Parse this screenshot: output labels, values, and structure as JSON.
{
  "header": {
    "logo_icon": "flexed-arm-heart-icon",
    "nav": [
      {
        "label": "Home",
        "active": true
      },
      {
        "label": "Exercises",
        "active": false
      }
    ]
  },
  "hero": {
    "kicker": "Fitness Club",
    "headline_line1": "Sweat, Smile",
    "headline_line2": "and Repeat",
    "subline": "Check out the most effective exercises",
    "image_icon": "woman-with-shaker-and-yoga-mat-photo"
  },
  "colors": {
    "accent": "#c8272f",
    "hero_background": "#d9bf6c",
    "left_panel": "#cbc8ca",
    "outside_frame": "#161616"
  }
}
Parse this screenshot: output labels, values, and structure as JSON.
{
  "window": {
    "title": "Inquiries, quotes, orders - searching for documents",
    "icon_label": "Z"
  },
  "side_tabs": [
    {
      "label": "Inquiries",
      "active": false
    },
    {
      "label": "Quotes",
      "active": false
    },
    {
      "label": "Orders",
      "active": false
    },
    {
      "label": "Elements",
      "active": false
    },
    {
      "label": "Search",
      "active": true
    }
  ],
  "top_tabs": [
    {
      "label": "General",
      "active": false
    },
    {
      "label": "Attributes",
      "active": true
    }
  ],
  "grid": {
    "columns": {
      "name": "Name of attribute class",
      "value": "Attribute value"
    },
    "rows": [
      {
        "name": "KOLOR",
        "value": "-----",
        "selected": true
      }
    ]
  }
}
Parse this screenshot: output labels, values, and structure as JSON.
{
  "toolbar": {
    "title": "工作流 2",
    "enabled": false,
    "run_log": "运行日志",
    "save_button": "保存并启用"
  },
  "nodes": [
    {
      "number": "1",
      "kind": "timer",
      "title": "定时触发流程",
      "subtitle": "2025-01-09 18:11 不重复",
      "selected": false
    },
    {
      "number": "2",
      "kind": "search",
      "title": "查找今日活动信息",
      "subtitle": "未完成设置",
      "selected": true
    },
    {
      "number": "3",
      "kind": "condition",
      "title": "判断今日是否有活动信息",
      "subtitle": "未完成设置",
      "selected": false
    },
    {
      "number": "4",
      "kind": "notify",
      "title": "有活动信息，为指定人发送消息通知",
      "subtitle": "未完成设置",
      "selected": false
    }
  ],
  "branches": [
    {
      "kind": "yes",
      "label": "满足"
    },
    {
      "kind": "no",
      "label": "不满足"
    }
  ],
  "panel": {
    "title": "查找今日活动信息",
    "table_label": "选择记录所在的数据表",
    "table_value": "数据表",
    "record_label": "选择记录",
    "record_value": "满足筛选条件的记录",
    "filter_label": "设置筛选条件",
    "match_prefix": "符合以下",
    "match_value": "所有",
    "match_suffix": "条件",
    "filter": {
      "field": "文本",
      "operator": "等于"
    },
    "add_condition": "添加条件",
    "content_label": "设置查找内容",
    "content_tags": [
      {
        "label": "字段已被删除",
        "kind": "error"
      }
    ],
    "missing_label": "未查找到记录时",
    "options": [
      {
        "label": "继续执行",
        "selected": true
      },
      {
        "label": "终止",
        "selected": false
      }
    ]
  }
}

-- -- --

◆ **What you are asked to do**: Return all of the entries exactly as they were supplied.

◆ **Result of this exercise**:
Parse this screenshot: output labels, values, and structure as JSON.
{
  "header": {
    "logo_icon": "flexed-arm-heart-icon",
    "nav": [
      {
        "label": "Home",
        "active": true
      },
      {
        "label": "Exercises",
        "active": false
      }
    ]
  },
  "hero": {
    "kicker": "Fitness Club",
    "headline_line1": "Sweat, Smile",
    "headline_line2": "and Repeat",
    "subline": "Check out the most effective exercises",
    "image_icon": "woman-with-shaker-and-yoga-mat-photo"
  },
  "colors": {
    "accent": "#c8272f",
    "hero_background": "#d9bf6c",
    "left_panel": "#cbc8ca",
    "outside_frame": "#161616"
  }
}
Parse this screenshot: output labels, values, and structure as JSON.
{
  "window": {
    "title": "Inquiries, quotes, orders - searching for documents",
    "icon_label": "Z"
  },
  "side_tabs": [
    {
      "label": "Inquiries",
      "active": false
    },
    {
      "label": "Quotes",
      "active": false
    },
    {
      "label": "Orders",
      "active": false
    },
    {
      "label": "Elements",
      "active": false
    },
    {
      "label": "Search",
      "active": true
    }
  ],
  "top_tabs": [
    {
      "label": "General",
      "active": false
    },
    {
      "label": "Attributes",
      "active": true
    }
  ],
  "grid": {
    "columns": {
      "name": "Name of attribute class",
      "value": "Attribute value"
    },
    "rows": [
      {
        "name": "KOLOR",
        "value": "-----",
        "selected": true
      }
    ]
  }
}
Parse this screenshot: output labels, values, and structure as JSON.
{
  "toolbar": {
    "title": "工作流 2",
    "enabled": false,
    "run_log": "运行日志",
    "save_button": "保存并启用"
  },
  "nodes": [
    {
      "number": "1",
      "kind": "timer",
      "title": "定时触发流程",
      "subtitle": "2025-01-09 18:11 不重复",
      "selected": false
    },
    {
      "number": "2",
      "kind": "search",
      "title": "查找今日活动信息",
      "subtitle": "未完成设置",
      "selected": true
    },
    {
      "number": "3",
      "kind": "condition",
      "title": "判断今日是否有活动信息",
      "subtitle": "未完成设置",
      "selected": false
    },
    {
      "number": "4",
      "kind": "notify",
      "title": "有活动信息，为指定人发送消息通知",
      "subtitle": "未完成设置",
      "selected": false
    }
  ],
  "branches": [
    {
      "kind": "yes",
      "label": "满足"
    },
    {
      "kind": "no",
      "label": "不满足"
    }
  ],
  "panel": {
    "title": "查找今日活动信息",
    "table_label": "选择记录所在的数据表",
    "table_value": "数据表",
    "record_label": "选择记录",
    "record_value": "满足筛选条件的记录",
    "filter_label": "设置筛选条件",
    "match_prefix": "符合以下",
    "match_value": "所有",
    "match_suffix": "条件",
    "filter": {
      "field": "文本",
      "operator": "等于"
    },
    "add_condition": "添加条件",
    "content_label": "设置查找内容",
    "content_tags": [
      {
        "label": "字段已被删除",
        "kind": "error"
      }
    ],
    "missing_label": "未查找到记录时",
    "options": [
      {
        "label": "继续执行",
        "selected": true
      },
      {
        "label": "终止",
        "selected": false
      }
    ]
  }
}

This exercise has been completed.